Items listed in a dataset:
▶

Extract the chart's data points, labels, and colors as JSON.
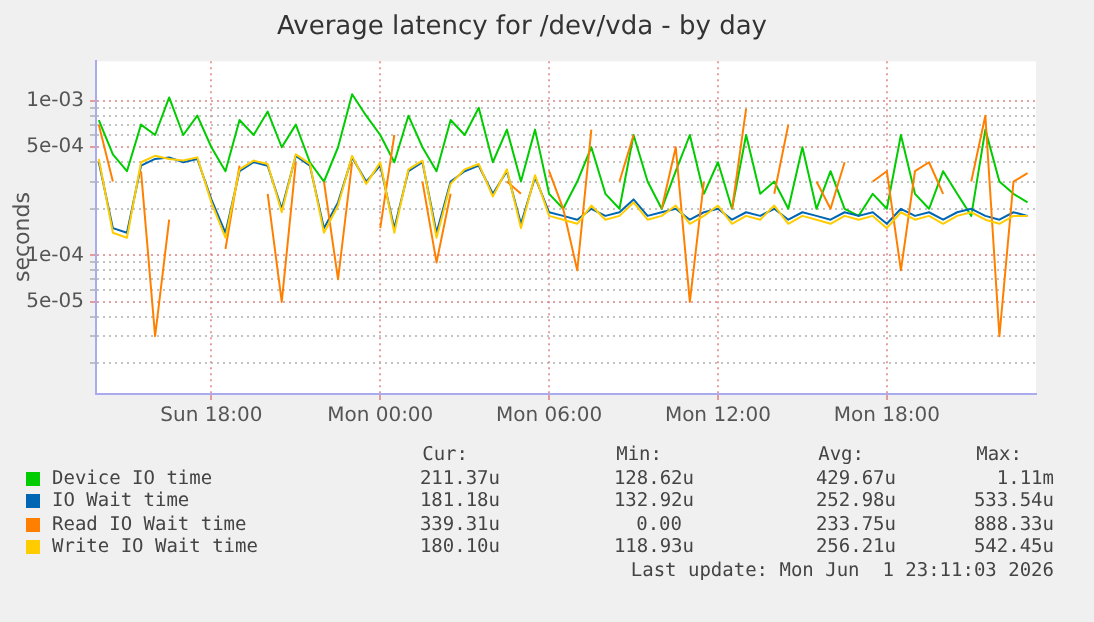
{
  "chart_data": {
    "type": "line",
    "title": "Average latency for /dev/vda - by day",
    "ylabel": "seconds",
    "log": true,
    "grid": true,
    "legend": "bottom",
    "marker": "none",
    "line_style": "solid",
    "xlim": [
      "2026-05-31T13:54",
      "2026-06-01T23:18"
    ],
    "ylim": [
      1.27e-05,
      0.0018
    ],
    "xticks": [
      {
        "value": "2026-05-31T18:00",
        "label": "Sun 18:00"
      },
      {
        "value": "2026-06-01T00:00",
        "label": "Mon 00:00"
      },
      {
        "value": "2026-06-01T06:00",
        "label": "Mon 06:00"
      },
      {
        "value": "2026-06-01T12:00",
        "label": "Mon 12:00"
      },
      {
        "value": "2026-06-01T18:00",
        "label": "Mon 18:00"
      }
    ],
    "yticks": [
      {
        "value": 2e-05,
        "label": null
      },
      {
        "value": 3e-05,
        "label": null
      },
      {
        "value": 4e-05,
        "label": null
      },
      {
        "value": 5e-05,
        "label": "5e-05"
      },
      {
        "value": 6e-05,
        "label": null
      },
      {
        "value": 7e-05,
        "label": null
      },
      {
        "value": 8e-05,
        "label": null
      },
      {
        "value": 9e-05,
        "label": null
      },
      {
        "value": 0.0001,
        "label": "1e-04"
      },
      {
        "value": 0.0002,
        "label": null
      },
      {
        "value": 0.0003,
        "label": null
      },
      {
        "value": 0.0004,
        "label": null
      },
      {
        "value": 0.0005,
        "label": "5e-04"
      },
      {
        "value": 0.0006,
        "label": null
      },
      {
        "value": 0.0007,
        "label": null
      },
      {
        "value": 0.0008,
        "label": null
      },
      {
        "value": 0.0009,
        "label": null
      },
      {
        "value": 0.001,
        "label": "1e-03"
      }
    ],
    "x": [
      "2026-05-31T14:00",
      "2026-05-31T14:30",
      "2026-05-31T15:00",
      "2026-05-31T15:30",
      "2026-05-31T16:00",
      "2026-05-31T16:30",
      "2026-05-31T17:00",
      "2026-05-31T17:30",
      "2026-05-31T18:00",
      "2026-05-31T18:30",
      "2026-05-31T19:00",
      "2026-05-31T19:30",
      "2026-05-31T20:00",
      "2026-05-31T20:30",
      "2026-05-31T21:00",
      "2026-05-31T21:30",
      "2026-05-31T22:00",
      "2026-05-31T22:30",
      "2026-05-31T23:00",
      "2026-05-31T23:30",
      "2026-06-01T00:00",
      "2026-06-01T00:30",
      "2026-06-01T01:00",
      "2026-06-01T01:30",
      "2026-06-01T02:00",
      "2026-06-01T02:30",
      "2026-06-01T03:00",
      "2026-06-01T03:30",
      "2026-06-01T04:00",
      "2026-06-01T04:30",
      "2026-06-01T05:00",
      "2026-06-01T05:30",
      "2026-06-01T06:00",
      "2026-06-01T06:30",
      "2026-06-01T07:00",
      "2026-06-01T07:30",
      "2026-06-01T08:00",
      "2026-06-01T08:30",
      "2026-06-01T09:00",
      "2026-06-01T09:30",
      "2026-06-01T10:00",
      "2026-06-01T10:30",
      "2026-06-01T11:00",
      "2026-06-01T11:30",
      "2026-06-01T12:00",
      "2026-06-01T12:30",
      "2026-06-01T13:00",
      "2026-06-01T13:30",
      "2026-06-01T14:00",
      "2026-06-01T14:30",
      "2026-06-01T15:00",
      "2026-06-01T15:30",
      "2026-06-01T16:00",
      "2026-06-01T16:30",
      "2026-06-01T17:00",
      "2026-06-01T17:30",
      "2026-06-01T18:00",
      "2026-06-01T18:30",
      "2026-06-01T19:00",
      "2026-06-01T19:30",
      "2026-06-01T20:00",
      "2026-06-01T20:30",
      "2026-06-01T21:00",
      "2026-06-01T21:30",
      "2026-06-01T22:00",
      "2026-06-01T22:30",
      "2026-06-01T23:00"
    ],
    "series": [
      {
        "name": "Device IO time",
        "color": "#00cc00",
        "values": [
          0.00075,
          0.00045,
          0.00035,
          0.0007,
          0.0006,
          0.00105,
          0.0006,
          0.0008,
          0.0005,
          0.00035,
          0.00075,
          0.0006,
          0.00085,
          0.0005,
          0.0007,
          0.0004,
          0.0003,
          0.0005,
          0.0011,
          0.0008,
          0.0006,
          0.0004,
          0.0008,
          0.0005,
          0.00035,
          0.00075,
          0.0006,
          0.0009,
          0.0004,
          0.00065,
          0.0003,
          0.00065,
          0.00025,
          0.0002,
          0.0003,
          0.0005,
          0.00025,
          0.0002,
          0.0006,
          0.0003,
          0.0002,
          0.00035,
          0.0006,
          0.00025,
          0.0004,
          0.0002,
          0.0006,
          0.00025,
          0.0003,
          0.0002,
          0.0005,
          0.0002,
          0.00035,
          0.0002,
          0.00018,
          0.00025,
          0.0002,
          0.0006,
          0.00025,
          0.0002,
          0.00035,
          0.00025,
          0.00018,
          0.00065,
          0.0003,
          0.00025,
          0.00022
        ]
      },
      {
        "name": "IO Wait time",
        "color": "#0066b3",
        "values": [
          0.0004,
          0.00015,
          0.00014,
          0.00038,
          0.00042,
          0.00043,
          0.0004,
          0.00042,
          0.00023,
          0.00014,
          0.00035,
          0.0004,
          0.00038,
          0.0002,
          0.00044,
          0.00038,
          0.00015,
          0.00022,
          0.00043,
          0.0003,
          0.00038,
          0.00015,
          0.00035,
          0.0004,
          0.00014,
          0.0003,
          0.00035,
          0.00038,
          0.00025,
          0.00035,
          0.00016,
          0.00032,
          0.00019,
          0.00018,
          0.00017,
          0.0002,
          0.00018,
          0.00019,
          0.00023,
          0.00018,
          0.00019,
          0.0002,
          0.00017,
          0.00019,
          0.0002,
          0.00017,
          0.00019,
          0.00018,
          0.0002,
          0.00017,
          0.00019,
          0.00018,
          0.00017,
          0.00019,
          0.00018,
          0.00019,
          0.00016,
          0.0002,
          0.00018,
          0.00019,
          0.00017,
          0.00019,
          0.0002,
          0.00018,
          0.00017,
          0.00019,
          0.00018
        ]
      },
      {
        "name": "Read IO Wait time",
        "color": "#ff8000",
        "values": [
          0.0007,
          0.0003,
          null,
          0.00035,
          3e-05,
          0.00017,
          null,
          null,
          null,
          0.00011,
          0.00038,
          null,
          0.00025,
          5e-05,
          0.0004,
          null,
          0.0003,
          7e-05,
          0.0004,
          null,
          0.00015,
          0.0006,
          null,
          0.0003,
          9e-05,
          0.00025,
          null,
          null,
          null,
          0.0003,
          0.00025,
          null,
          0.00035,
          0.0002,
          8e-05,
          0.00065,
          null,
          0.0003,
          0.0006,
          null,
          0.0002,
          0.0005,
          5e-05,
          0.0003,
          null,
          0.0002,
          0.00089,
          null,
          0.00025,
          0.0007,
          null,
          0.0003,
          0.0002,
          0.0004,
          null,
          0.0003,
          0.00035,
          8e-05,
          0.00035,
          0.0004,
          0.00025,
          null,
          0.0003,
          0.0008,
          3e-05,
          0.0003,
          0.00034
        ]
      },
      {
        "name": "Write IO Wait time",
        "color": "#ffcc00",
        "values": [
          0.00042,
          0.00014,
          0.00013,
          0.0004,
          0.00044,
          0.00042,
          0.00041,
          0.00043,
          0.00022,
          0.00013,
          0.00036,
          0.00041,
          0.00039,
          0.00019,
          0.00045,
          0.00039,
          0.00014,
          0.00021,
          0.00044,
          0.00029,
          0.0004,
          0.00014,
          0.00036,
          0.00041,
          0.00013,
          0.00029,
          0.00036,
          0.00039,
          0.00024,
          0.00036,
          0.00015,
          0.00033,
          0.00018,
          0.00017,
          0.00016,
          0.00021,
          0.00017,
          0.00018,
          0.00022,
          0.00017,
          0.00018,
          0.00021,
          0.00016,
          0.00018,
          0.00021,
          0.00016,
          0.00018,
          0.00017,
          0.00021,
          0.00016,
          0.00018,
          0.00017,
          0.00016,
          0.00018,
          0.00017,
          0.00018,
          0.00015,
          0.00019,
          0.00017,
          0.00018,
          0.00016,
          0.00018,
          0.00019,
          0.00017,
          0.00016,
          0.00018,
          0.00018
        ]
      }
    ],
    "annotations": [
      "Cur:",
      "Min:",
      "Avg:",
      "Max:",
      "211.37u",
      "128.62u",
      "429.67u",
      "1.11m",
      "181.18u",
      "132.92u",
      "252.98u",
      "533.54u",
      "339.31u",
      "0.00",
      "233.75u",
      "888.33u",
      "180.10u",
      "118.93u",
      "256.21u",
      "542.45u",
      "Last update: Mon Jun  1 23:11:03 2026"
    ]
  }
}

◀

* TASK STATEMENT: Scan the listing above for the word "time" and copy every line that holds it.

* OUTPUT OF THE TASK:
        "name": "Device IO time",
        "name": "IO Wait time",
        "name": "Read IO Wait time",
        "name": "Write IO Wait time",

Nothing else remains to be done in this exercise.